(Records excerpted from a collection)

## begin

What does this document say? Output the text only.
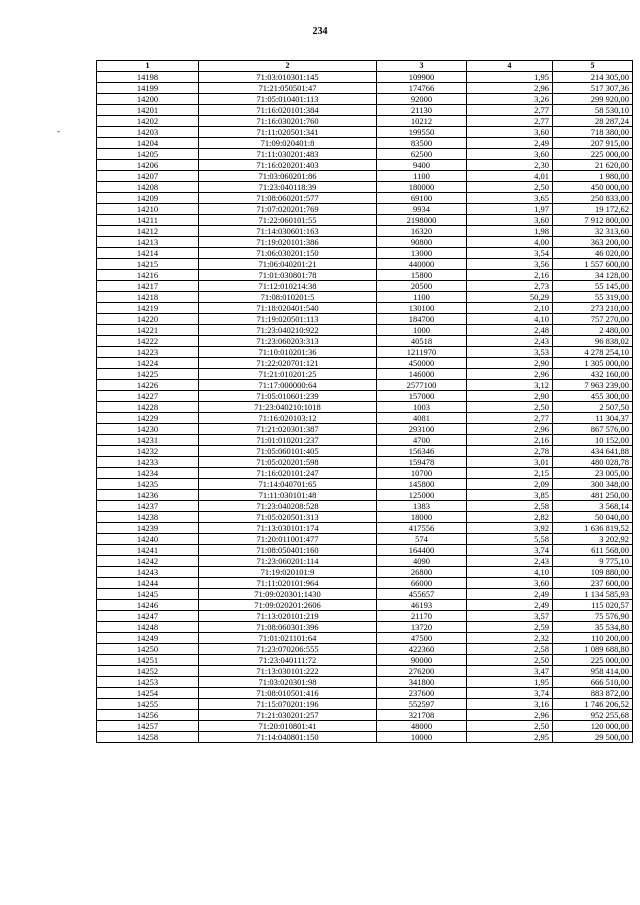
234
-
1	2	3	4	5
14198	71:03:010301:145	109900	1,95	214 305,00
14199	71:21:050501:47	174766	2,96	517 307,36
14200	71:05:010401:113	92000	3,26	299 920,00
14201	71:16:020101:384	21130	2,77	58 530,10
14202	71:16:030201:760	10212	2,77	28 287,24
14203	71:11:020501:341	199550	3,60	718 380,00
14204	71:09:020401:8	83500	2,49	207 915,00
14205	71:11:030201:483	62500	3,60	225 000,00
14206	71:16:020201:403	9400	2,30	21 620,00
14207	71:03:060201:86	1100	4,01	1 980,00
14208	71:23:040118:39	180000	2,50	450 000,00
14209	71:08:060201:577	69100	3,65	250 833,00
14210	71:07:020201:769	9934	1,97	19 172,62
14211	71:22:060101:55	2198000	3,60	7 912 800,00
14212	71:14:030601:163	16320	1,98	32 313,60
14213	71:19:020101:386	90800	4,00	363 200,00
14214	71:06:030201:150	13000	3,54	46 020,00
14215	71:06:040201:21	440000	3,56	1 557 600,00
14216	71:01:030801:78	15800	2,16	34 128,00
14217	71:12:010214:38	20500	2,73	55 145,00
14218	71:08:010201:5	1100	50,29	55 319,00
14219	71:18:020401:540	130100	2,10	273 210,00
14220	71:19:020501:113	184700	4,10	757 270,00
14221	71:23:040210:922	1000	2,48	2 480,00
14222	71:23:060203:313	40518	2,43	96 838,02
14223	71:10:010201:36	1211970	3,53	4 278 254,10
14224	71:22:020701:121	450000	2,90	1 305 000,00
14225	71:21:010201:25	146000	2,96	432 160,00
14226	71:17:000000:64	2577100	3,12	7 963 239,00
14227	71:05:010601:239	157000	2,90	455 300,00
14228	71:23:040210:1018	1003	2,50	2 507,50
14229	71:16:020103:12	4081	2,77	11 304,37
14230	71:21:020301:387	293100	2,96	867 576,00
14231	71:01:010201:237	4700	2,16	10 152,00
14232	71:05:060101:405	156346	2,78	434 641,88
14233	71:05:020201:598	159478	3,01	480 028,78
14234	71:16:020101:247	10700	2,15	23 005,00
14235	71:14:040701:65	145800	2,09	300 348,00
14236	71:11:030101:48	125000	3,85	481 250,00
14237	71:23:040208:528	1383	2,58	3 568,14
14238	71:05:020501:313	18000	2,82	50 040,00
14239	71:13:030101:174	417556	3,92	1 636 819,52
14240	71:20:011001:477	574	5,58	3 202,92
14241	71:08:050401:160	164400	3,74	611 568,00
14242	71:23:060201:114	4090	2,43	9 775,10
14243	71:19:020101:9	26800	4,10	109 880,00
14244	71:11:020101:964	66000	3,60	237 600,00
14245	71:09:020301:1430	455657	2,49	1 134 585,93
14246	71:09:020201:2606	46193	2,49	115 020,57
14247	71:13:020101:219	21170	3,57	75 576,90
14248	71:08:060301:396	13720	2,59	35 534,80
14249	71:01:021101:64	47500	2,32	110 200,00
14250	71:23:070206:555	422360	2,58	1 089 688,80
14251	71:23:040111:72	90000	2,50	225 000,00
14252	71:13:030101:222	276200	3,47	958 414,00
14253	71:03:020301:98	341800	1,95	666 510,00
14254	71:08:010501:416	237600	3,74	883 872,00
14255	71:15:070201:196	552597	3,16	1 746 206,52
14256	71:21:030201:257	321708	2,96	952 255,68
14257	71:20:010801:41	48000	2,50	120 000,00
14258	71:14:040801:150	10000	2,95	29 500,00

## end

> [EXERCISE PROMPT]
Leave out the pictures and output every record above precisely as given.

> [EXERCISE ANSWER]
What does this document say? Output the text only.
234
-
1	2	3	4	5
14198	71:03:010301:145	109900	1,95	214 305,00
14199	71:21:050501:47	174766	2,96	517 307,36
14200	71:05:010401:113	92000	3,26	299 920,00
14201	71:16:020101:384	21130	2,77	58 530,10
14202	71:16:030201:760	10212	2,77	28 287,24
14203	71:11:020501:341	199550	3,60	718 380,00
14204	71:09:020401:8	83500	2,49	207 915,00
14205	71:11:030201:483	62500	3,60	225 000,00
14206	71:16:020201:403	9400	2,30	21 620,00
14207	71:03:060201:86	1100	4,01	1 980,00
14208	71:23:040118:39	180000	2,50	450 000,00
14209	71:08:060201:577	69100	3,65	250 833,00
14210	71:07:020201:769	9934	1,97	19 172,62
14211	71:22:060101:55	2198000	3,60	7 912 800,00
14212	71:14:030601:163	16320	1,98	32 313,60
14213	71:19:020101:386	90800	4,00	363 200,00
14214	71:06:030201:150	13000	3,54	46 020,00
14215	71:06:040201:21	440000	3,56	1 557 600,00
14216	71:01:030801:78	15800	2,16	34 128,00
14217	71:12:010214:38	20500	2,73	55 145,00
14218	71:08:010201:5	1100	50,29	55 319,00
14219	71:18:020401:540	130100	2,10	273 210,00
14220	71:19:020501:113	184700	4,10	757 270,00
14221	71:23:040210:922	1000	2,48	2 480,00
14222	71:23:060203:313	40518	2,43	96 838,02
14223	71:10:010201:36	1211970	3,53	4 278 254,10
14224	71:22:020701:121	450000	2,90	1 305 000,00
14225	71:21:010201:25	146000	2,96	432 160,00
14226	71:17:000000:64	2577100	3,12	7 963 239,00
14227	71:05:010601:239	157000	2,90	455 300,00
14228	71:23:040210:1018	1003	2,50	2 507,50
14229	71:16:020103:12	4081	2,77	11 304,37
14230	71:21:020301:387	293100	2,96	867 576,00
14231	71:01:010201:237	4700	2,16	10 152,00
14232	71:05:060101:405	156346	2,78	434 641,88
14233	71:05:020201:598	159478	3,01	480 028,78
14234	71:16:020101:247	10700	2,15	23 005,00
14235	71:14:040701:65	145800	2,09	300 348,00
14236	71:11:030101:48	125000	3,85	481 250,00
14237	71:23:040208:528	1383	2,58	3 568,14
14238	71:05:020501:313	18000	2,82	50 040,00
14239	71:13:030101:174	417556	3,92	1 636 819,52
14240	71:20:011001:477	574	5,58	3 202,92
14241	71:08:050401:160	164400	3,74	611 568,00
14242	71:23:060201:114	4090	2,43	9 775,10
14243	71:19:020101:9	26800	4,10	109 880,00
14244	71:11:020101:964	66000	3,60	237 600,00
14245	71:09:020301:1430	455657	2,49	1 134 585,93
14246	71:09:020201:2606	46193	2,49	115 020,57
14247	71:13:020101:219	21170	3,57	75 576,90
14248	71:08:060301:396	13720	2,59	35 534,80
14249	71:01:021101:64	47500	2,32	110 200,00
14250	71:23:070206:555	422360	2,58	1 089 688,80
14251	71:23:040111:72	90000	2,50	225 000,00
14252	71:13:030101:222	276200	3,47	958 414,00
14253	71:03:020301:98	341800	1,95	666 510,00
14254	71:08:010501:416	237600	3,74	883 872,00
14255	71:15:070201:196	552597	3,16	1 746 206,52
14256	71:21:030201:257	321708	2,96	952 255,68
14257	71:20:010801:41	48000	2,50	120 000,00
14258	71:14:040801:150	10000	2,95	29 500,00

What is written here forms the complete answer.